* [Records provided]:

* start *

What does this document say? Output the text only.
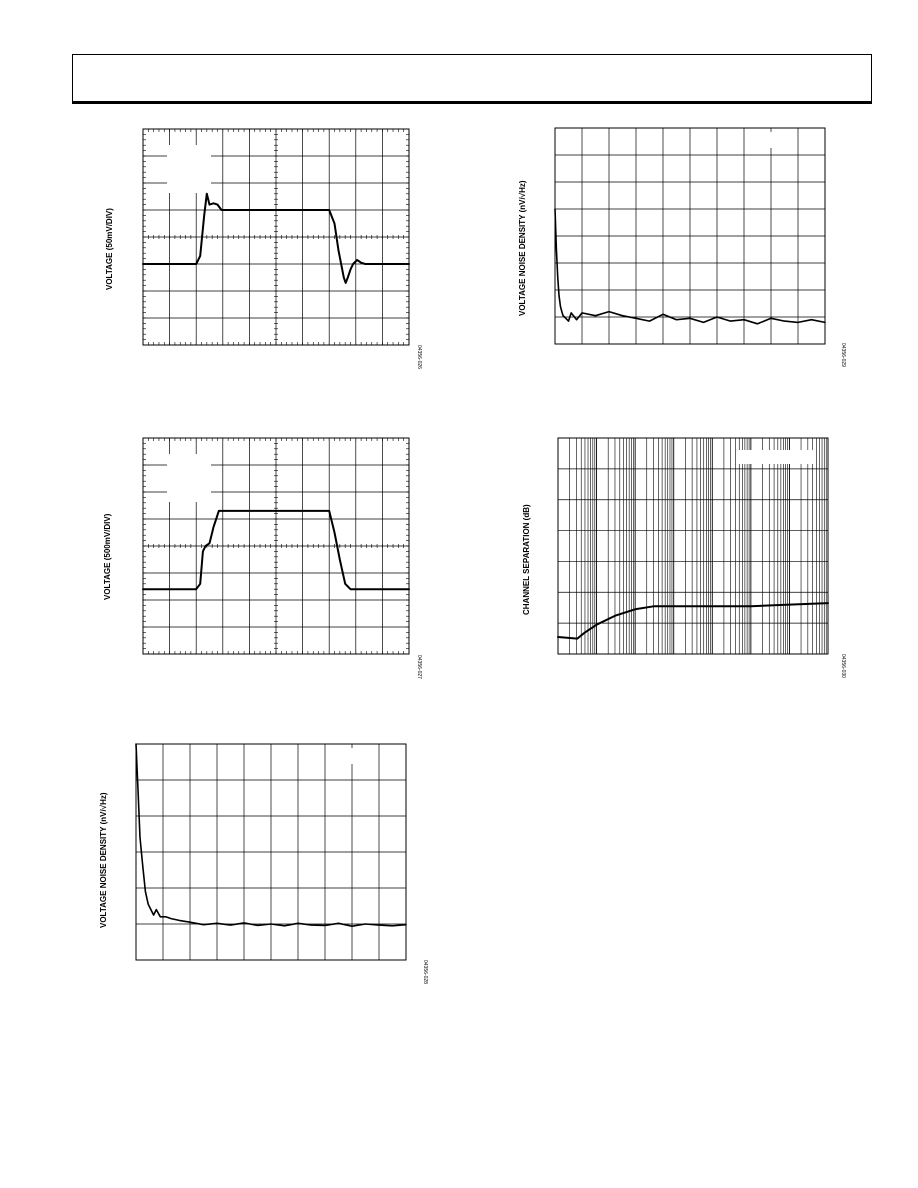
VOLTAGE (50mV/DIV)
04356-026
VOLTAGE (500mV/DIV)
04356-027
VOLTAGE NOISE DENSITY (nV/√Hz)
04356-028
VOLTAGE NOISE DENSITY (nV/√Hz)
04356-029
CHANNEL SEPARATION (dB)
04356-030
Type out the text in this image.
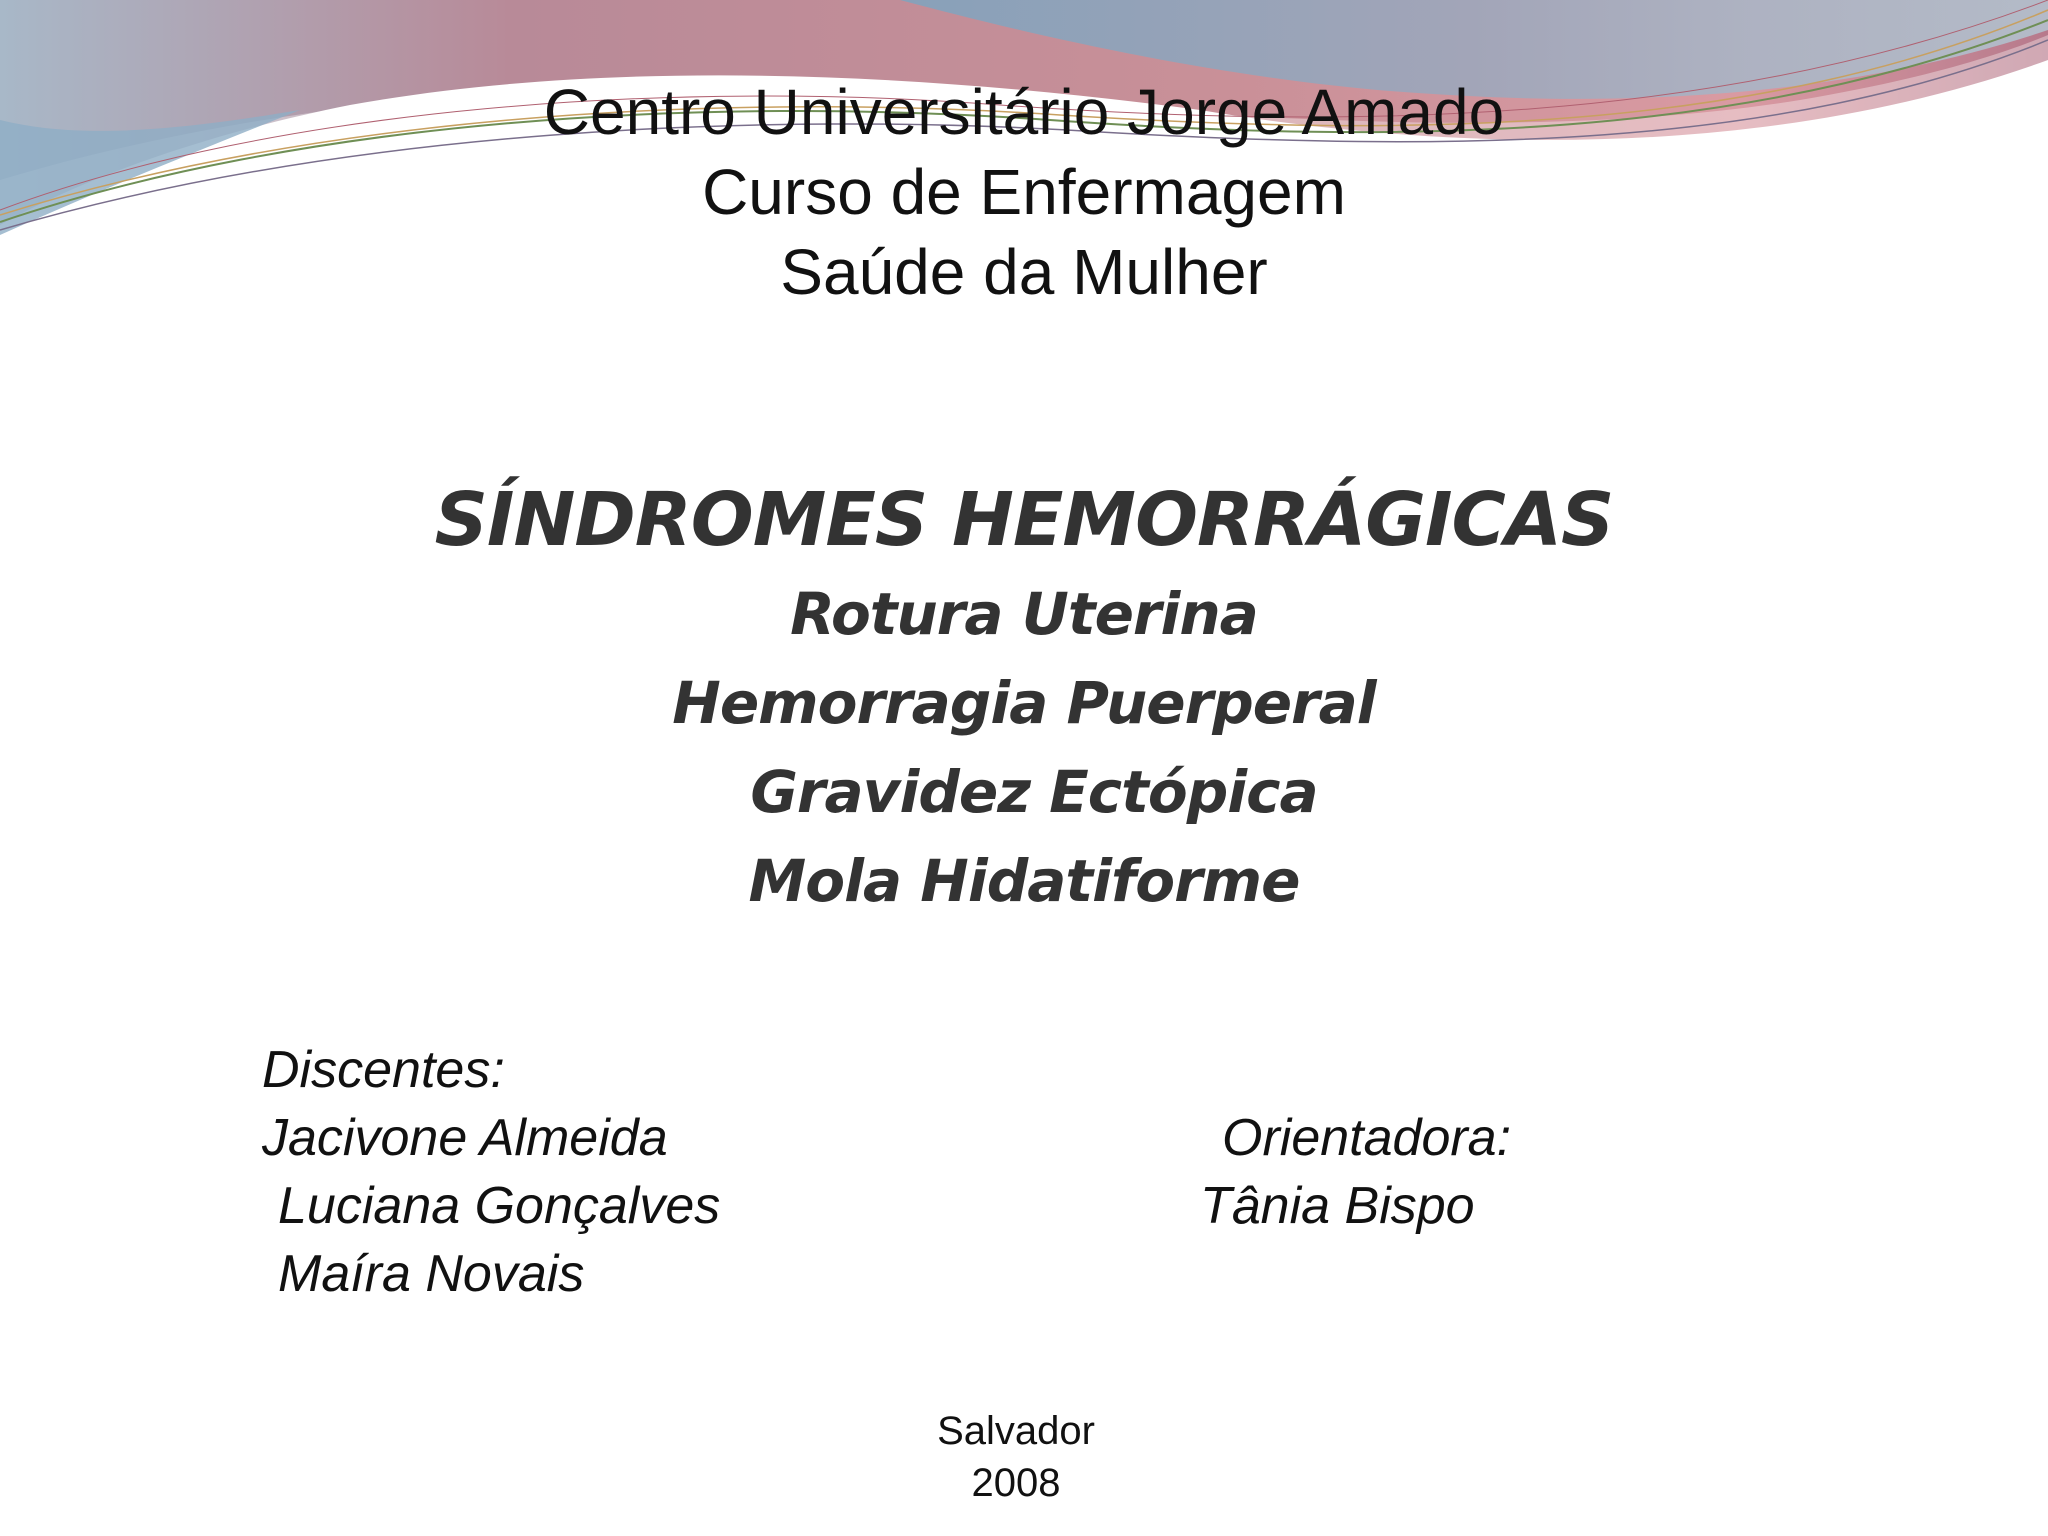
Centro Universitário Jorge Amado
Curso de Enfermagem
Saúde da Mulher
SÍNDROMES HEMORRÁGICAS
Rotura Uterina
Hemorragia Puerperal
Gravidez Ectópica
Mola Hidatiforme
Discentes:
Jacivone Almeida
Luciana Gonçalves
Maíra Novais
Orientadora:
Tânia Bispo
Salvador
2008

* end *

Determine the number of lines in the data that contain "VOLTAGE" as a word or string, and state only that number.

4